#### [FOLGENDES BEARBEITEN]
- A) Geben Sie den Interviewauszug mit Lisa Gunnemann vollständig und wortgetreu wieder.
- B) Übertragen Sie aus den Zeilen unverändert nur den Abschnitt, der bei der Zeile mit „taskbar: ▲ 6:38 PM 3/17/2023 [0,728,1024,768]“ beginnt und nach der Zeile mit „chat-main: simple Fabric“ endet, wobei beide Zeilen dazugehören.

#### [ZU LESENDER AUSZUG]
####################

Am Fachbereich Maschinenbau der Fachhochschule Dortmund ist Lisa Gunnemann Professorin für die Lehrgebiete Fertigungsverfahren und Qualitätsmanagement. Als Expertin für nachhaltige Produktionssysteme bringt sie ihre Erfahrungen aus der Industrie in einem eigenen Labor ein – und ist neuerdings zusätzlich als Dekanin im Einsatz.
Frau Prof. Dr. Gunnemann, warum war der Wechsel von der Wirtschaft in die Wissenschaft für Sie reizvoll?
Vor meinem Start als Professorin an der Fachhochschule Dortmund im März 2020 habe ich in der Automobilzuliefer-Industrie gearbeitet, in meiner letzten Position war ich global verantwortlich für den Bereich Lean Management mit mehr als zehn Standorten. Das war zwar eine spannende Aufgabe. Aber getrieben von Deadlines blieb mir damals selten die Zeit, mich in der Tiefe mit fachlichen Themen zu beschäftigen und kontinuierlich Einblick in aktuelle Forschung zu nehmen, wie ich mir das eigentlich gewünscht hätte.

####################

#### [ANGEZEIGTE ZEILEN]
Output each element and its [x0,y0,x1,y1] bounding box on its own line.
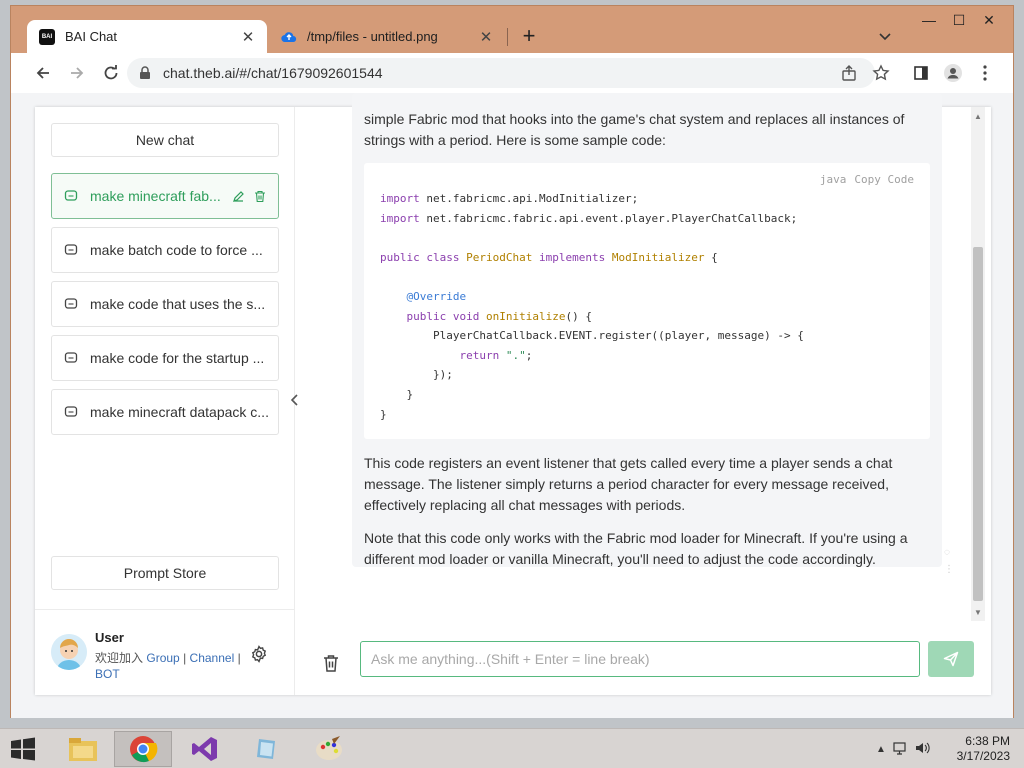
taskbar: ▲ 6:38 PM 3/17/2023 [0,728,1024,768]
star-icon[interactable] [867,59,895,87]
chat-item-label: make batch code to force ... [90,242,263,258]
assistant-message: simple Fabric mod that hooks into the ga… [352,93,942,567]
prompt-store-button[interactable]: Prompt Store [51,556,279,590]
address-bar[interactable]: chat.theb.ai/#/chat/1679092601544 [127,58,875,88]
clock-time: 6:38 PM [965,734,1010,748]
visual-studio-icon[interactable] [176,731,234,767]
tab-tmp-files[interactable]: /tmp/files - untitled.png ✕ [273,20,505,53]
chat-item-label: make minecraft datapack c... [90,404,268,420]
browser-window: BAI BAI Chat ✕ /tmp/files - untitled.png… [10,5,1014,718]
network-icon[interactable] [892,741,908,758]
code-language: java [819,173,847,186]
side-panel-icon[interactable] [907,59,935,87]
bai-favicon-icon: BAI [39,28,55,45]
chat-list-item[interactable]: make batch code to force ... [51,227,279,273]
reload-icon[interactable] [95,57,127,89]
clock-date: 3/17/2023 [956,749,1010,763]
chat-input[interactable] [360,641,920,677]
tab-separator [507,28,508,46]
composer [296,627,991,695]
tab-strip: BAI BAI Chat ✕ /tmp/files - untitled.png… [11,6,1013,53]
scrollbar-thumb[interactable] [973,247,983,601]
share-icon[interactable] [835,59,863,87]
notebook-icon[interactable] [238,731,296,767]
back-arrow-icon[interactable] [27,57,59,89]
tab-title: BAI Chat [65,29,118,44]
code-text: import net.fabricmc.api.ModInitializer; … [380,192,804,421]
page-viewport: New chat make minecraft fab... make batc… [11,93,1013,718]
chat-main: simple Fabric mod that hooks into the ga… [296,93,991,695]
file-explorer-icon[interactable] [54,731,112,767]
chat-list-item[interactable]: make minecraft fab... [51,173,279,219]
close-icon[interactable]: ✕ [477,28,495,46]
chat-list-item[interactable]: make code that uses the s... [51,281,279,327]
scrollbar[interactable]: ▲ ▼ [971,107,985,621]
chat-bubble-icon [64,405,78,419]
new-tab-plus-icon[interactable]: + [517,24,541,48]
clock[interactable]: 6:38 PM 3/17/2023 [950,734,1010,764]
chat-bubble-icon [64,189,78,203]
message-paragraph: Note that this code only works with the … [364,530,908,567]
profile-icon[interactable] [939,59,967,87]
trash-icon[interactable] [322,653,342,673]
user-name: User [95,630,124,645]
refresh-icon[interactable]: ◌ [944,547,954,558]
user-links: 欢迎加入 Group | Channel | BOT [95,650,245,682]
volume-icon[interactable] [914,741,930,758]
welcome-text: 欢迎加入 [95,651,144,665]
user-footer: User 欢迎加入 Group | Channel | BOT [35,609,294,695]
chat-list-item[interactable]: make minecraft datapack c... [51,389,279,435]
scroll-down-icon[interactable]: ▼ [971,605,985,619]
cloud-upload-icon [281,29,297,45]
copy-code-button[interactable]: Copy Code [854,173,914,186]
browser-toolbar: chat.theb.ai/#/chat/1679092601544 [11,53,1013,93]
send-button[interactable] [928,641,974,677]
sidebar: New chat make minecraft fab... make batc… [35,107,295,695]
more-vertical-icon[interactable] [971,59,999,87]
close-icon[interactable]: ✕ [239,28,257,46]
message-paragraph: This code registers an event listener th… [364,455,893,513]
channel-link[interactable]: Channel [190,651,235,665]
windows-start-icon[interactable] [8,737,38,761]
code-header: java Copy Code [812,169,914,190]
message-intro: simple Fabric mod that hooks into the ga… [364,111,905,148]
chrome-icon[interactable] [114,731,172,767]
message-tools: ◌ ⋮ [944,547,954,587]
link-separator: | [183,651,187,665]
minimize-icon[interactable]: — [915,12,943,28]
code-block: java Copy Code import net.fabricmc.api.Mo… [364,163,930,439]
gear-icon[interactable] [249,644,269,664]
chat-list-item[interactable]: make code for the startup ... [51,335,279,381]
group-link[interactable]: Group [146,651,179,665]
window-close-icon[interactable]: ✕ [975,12,1003,29]
chat-bubble-icon [64,351,78,365]
paint-icon[interactable] [300,731,358,767]
maximize-icon[interactable]: ☐ [945,12,973,29]
bot-link[interactable]: BOT [95,667,120,681]
scroll-up-icon[interactable]: ▲ [971,109,985,123]
chat-bubble-icon [64,297,78,311]
lock-icon [139,66,153,80]
chat-item-label: make code for the startup ... [90,350,265,366]
delete-trash-icon[interactable] [252,188,268,204]
chat-item-label: make code that uses the s... [90,296,266,312]
chat-bubble-icon [64,243,78,257]
chat-app: New chat make minecraft fab... make batc… [35,93,991,695]
more-vertical-icon[interactable]: ⋮ [944,564,954,575]
edit-pencil-icon[interactable] [230,188,246,204]
new-chat-button[interactable]: New chat [51,123,279,157]
forward-arrow-icon[interactable] [61,57,93,89]
tab-title: /tmp/files - untitled.png [307,29,438,44]
link-separator: | [237,651,241,665]
chevron-up-icon[interactable]: ▲ [876,744,886,755]
chat-item-label: make minecraft fab... [90,188,221,204]
system-tray: ▲ [876,741,930,757]
send-icon [943,651,959,667]
address-text: chat.theb.ai/#/chat/1679092601544 [163,65,383,81]
tab-bai-chat[interactable]: BAI BAI Chat ✕ [27,20,267,53]
avatar [51,634,87,670]
chevron-down-icon[interactable] [875,26,895,46]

####################

#### [VOLLSTÄNDIGE ANTWORTEN]
- A)
Am Fachbereich Maschinenbau der Fachhochschule Dortmund ist Lisa Gunnemann Professorin für die Lehrgebiete Fertigungsverfahren und Qualitätsmanagement. Als Expertin für nachhaltige Produktionssysteme bringt sie ihre Erfahrungen aus der Industrie in einem eigenen Labor ein – und ist neuerdings zusätzlich als Dekanin im Einsatz.
Frau Prof. Dr. Gunnemann, warum war der Wechsel von der Wirtschaft in die Wissenschaft für Sie reizvoll?
Vor meinem Start als Professorin an der Fachhochschule Dortmund im März 2020 habe ich in der Automobilzuliefer-Industrie gearbeitet, in meiner letzten Position war ich global verantwortlich für den Bereich Lean Management mit mehr als zehn Standorten. Das war zwar eine spannende Aufgabe. Aber getrieben von Deadlines blieb mir damals selten die Zeit, mich in der Tiefe mit fachlichen Themen zu beschäftigen und kontinuierlich Einblick in aktuelle Forschung zu nehmen, wie ich mir das eigentlich gewünscht hätte.

- B)
taskbar: ▲ 6:38 PM 3/17/2023 [0,728,1024,768]
star-icon[interactable] [867,59,895,87]
chat-item-label: make batch code to force ... [90,242,263,258]
assistant-message: simple Fabric mod that hooks into the ga… [352,93,942,567]
prompt-store-button[interactable]: Prompt Store [51,556,279,590]
address-bar[interactable]: chat.theb.ai/#/chat/1679092601544 [127,58,875,88]
clock-time: 6:38 PM [965,734,1010,748]
visual-studio-icon[interactable] [176,731,234,767]
tab-tmp-files[interactable]: /tmp/files - untitled.png ✕ [273,20,505,53]
chat-item-label: make minecraft datapack c... [90,404,268,420]
browser-window: BAI BAI Chat ✕ /tmp/files - untitled.png… [10,5,1014,718]
network-icon[interactable] [892,741,908,758]
code-language: java [819,173,847,186]
side-panel-icon[interactable] [907,59,935,87]
bai-favicon-icon: BAI [39,28,55,45]
chat-list-item[interactable]: make batch code to force ... [51,227,279,273]
reload-icon[interactable] [95,57,127,89]
clock-date: 3/17/2023 [956,749,1010,763]
chat-input[interactable] [360,641,920,677]
tab-separator [507,28,508,46]
composer [296,627,991,695]
tab-strip: BAI BAI Chat ✕ /tmp/files - untitled.png… [11,6,1013,53]
scrollbar-thumb[interactable] [973,247,983,601]
share-icon[interactable] [835,59,863,87]
notebook-icon[interactable] [238,731,296,767]
back-arrow-icon[interactable] [27,57,59,89]
tab-title: BAI Chat [65,29,118,44]
code-text: import net.fabricmc.api.ModInitializer; … [380,192,804,421]
page-viewport: New chat make minecraft fab... make batc… [11,93,1013,718]
chat-main: simple Fabric mod that hooks into the ga… [296,93,991,695]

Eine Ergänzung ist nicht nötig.